**EXERCISE AIM:**
The records that follow are to be repeated exactly, with the pictures removed.

Data tied to figure images
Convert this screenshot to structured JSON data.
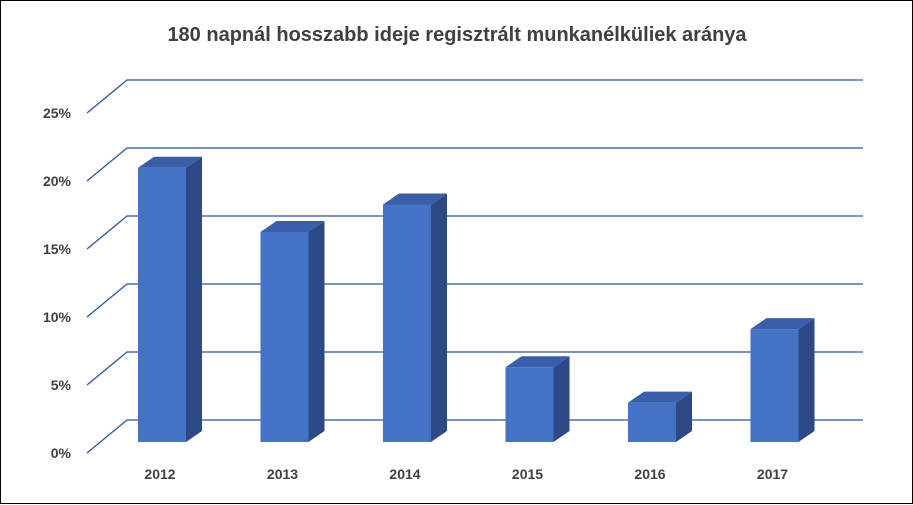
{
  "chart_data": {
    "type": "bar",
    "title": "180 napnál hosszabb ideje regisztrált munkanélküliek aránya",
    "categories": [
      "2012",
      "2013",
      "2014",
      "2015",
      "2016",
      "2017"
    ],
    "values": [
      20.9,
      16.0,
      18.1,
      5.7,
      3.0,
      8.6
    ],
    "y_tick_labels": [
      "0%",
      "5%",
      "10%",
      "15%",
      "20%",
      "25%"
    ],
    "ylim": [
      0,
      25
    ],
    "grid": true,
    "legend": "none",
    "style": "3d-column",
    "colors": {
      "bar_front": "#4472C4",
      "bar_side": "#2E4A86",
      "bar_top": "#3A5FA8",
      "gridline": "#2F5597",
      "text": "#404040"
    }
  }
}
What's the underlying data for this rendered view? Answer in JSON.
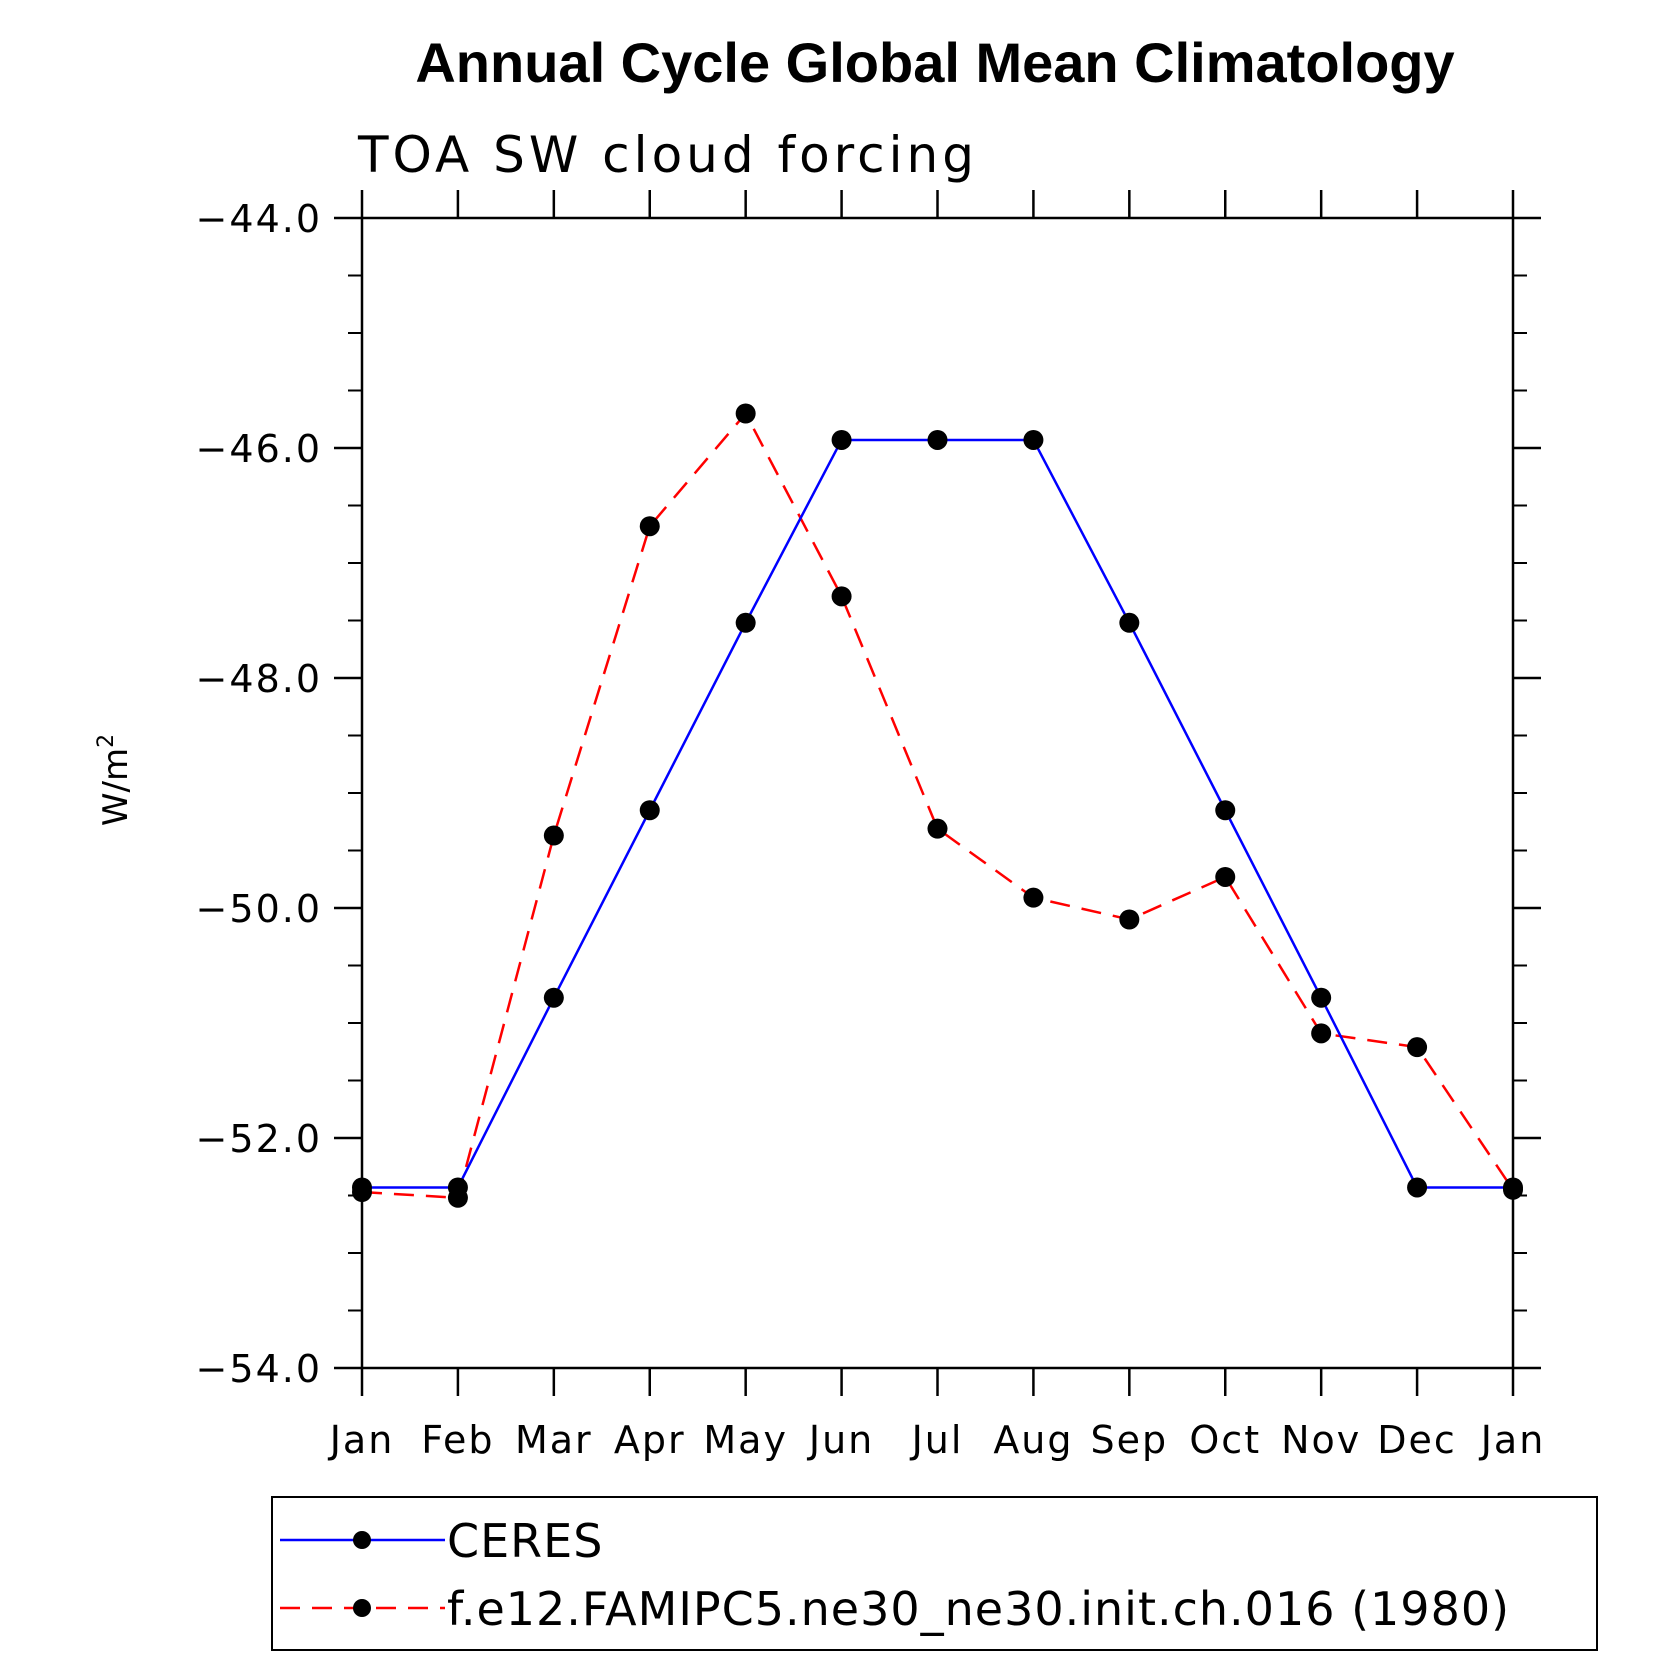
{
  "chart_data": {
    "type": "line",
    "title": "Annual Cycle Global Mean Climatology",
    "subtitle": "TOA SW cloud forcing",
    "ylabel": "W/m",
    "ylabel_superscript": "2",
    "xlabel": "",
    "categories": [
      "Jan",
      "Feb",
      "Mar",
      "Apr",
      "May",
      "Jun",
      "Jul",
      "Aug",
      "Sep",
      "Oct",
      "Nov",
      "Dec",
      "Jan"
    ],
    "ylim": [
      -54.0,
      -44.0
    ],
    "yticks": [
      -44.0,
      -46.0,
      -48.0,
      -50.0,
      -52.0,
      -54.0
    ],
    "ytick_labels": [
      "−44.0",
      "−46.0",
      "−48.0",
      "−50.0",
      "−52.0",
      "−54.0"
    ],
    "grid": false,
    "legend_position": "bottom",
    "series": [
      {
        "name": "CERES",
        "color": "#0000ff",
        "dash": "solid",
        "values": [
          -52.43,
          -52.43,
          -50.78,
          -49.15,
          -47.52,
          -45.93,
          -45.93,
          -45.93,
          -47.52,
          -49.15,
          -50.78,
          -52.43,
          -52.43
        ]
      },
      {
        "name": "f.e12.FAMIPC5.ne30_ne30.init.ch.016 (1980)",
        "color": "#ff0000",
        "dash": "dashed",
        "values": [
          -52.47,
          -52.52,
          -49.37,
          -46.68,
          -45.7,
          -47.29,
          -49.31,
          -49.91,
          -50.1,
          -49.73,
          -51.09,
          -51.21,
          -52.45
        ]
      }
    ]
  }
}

**CORRECT OUTPUT:**
Convert this screenshot to structured JSON data.
{
  "chart_data": {
    "type": "bar",
    "title": "180 napnál hosszabb ideje regisztrált munkanélküliek aránya",
    "categories": [
      "2012",
      "2013",
      "2014",
      "2015",
      "2016",
      "2017"
    ],
    "values": [
      20.9,
      16.0,
      18.1,
      5.7,
      3.0,
      8.6
    ],
    "y_tick_labels": [
      "0%",
      "5%",
      "10%",
      "15%",
      "20%",
      "25%"
    ],
    "ylim": [
      0,
      25
    ],
    "grid": true,
    "legend": "none",
    "style": "3d-column",
    "colors": {
      "bar_front": "#4472C4",
      "bar_side": "#2E4A86",
      "bar_top": "#3A5FA8",
      "gridline": "#2F5597",
      "text": "#404040"
    }
  }
}
What's the underlying data for this rendered view? Answer in JSON.
{
  "chart_data": {
    "type": "line",
    "title": "Annual Cycle Global Mean Climatology",
    "subtitle": "TOA SW cloud forcing",
    "ylabel": "W/m",
    "ylabel_superscript": "2",
    "xlabel": "",
    "categories": [
      "Jan",
      "Feb",
      "Mar",
      "Apr",
      "May",
      "Jun",
      "Jul",
      "Aug",
      "Sep",
      "Oct",
      "Nov",
      "Dec",
      "Jan"
    ],
    "ylim": [
      -54.0,
      -44.0
    ],
    "yticks": [
      -44.0,
      -46.0,
      -48.0,
      -50.0,
      -52.0,
      -54.0
    ],
    "ytick_labels": [
      "−44.0",
      "−46.0",
      "−48.0",
      "−50.0",
      "−52.0",
      "−54.0"
    ],
    "grid": false,
    "legend_position": "bottom",
    "series": [
      {
        "name": "CERES",
        "color": "#0000ff",
        "dash": "solid",
        "values": [
          -52.43,
          -52.43,
          -50.78,
          -49.15,
          -47.52,
          -45.93,
          -45.93,
          -45.93,
          -47.52,
          -49.15,
          -50.78,
          -52.43,
          -52.43
        ]
      },
      {
        "name": "f.e12.FAMIPC5.ne30_ne30.init.ch.016 (1980)",
        "color": "#ff0000",
        "dash": "dashed",
        "values": [
          -52.47,
          -52.52,
          -49.37,
          -46.68,
          -45.7,
          -47.29,
          -49.31,
          -49.91,
          -50.1,
          -49.73,
          -51.09,
          -51.21,
          -52.45
        ]
      }
    ]
  }
}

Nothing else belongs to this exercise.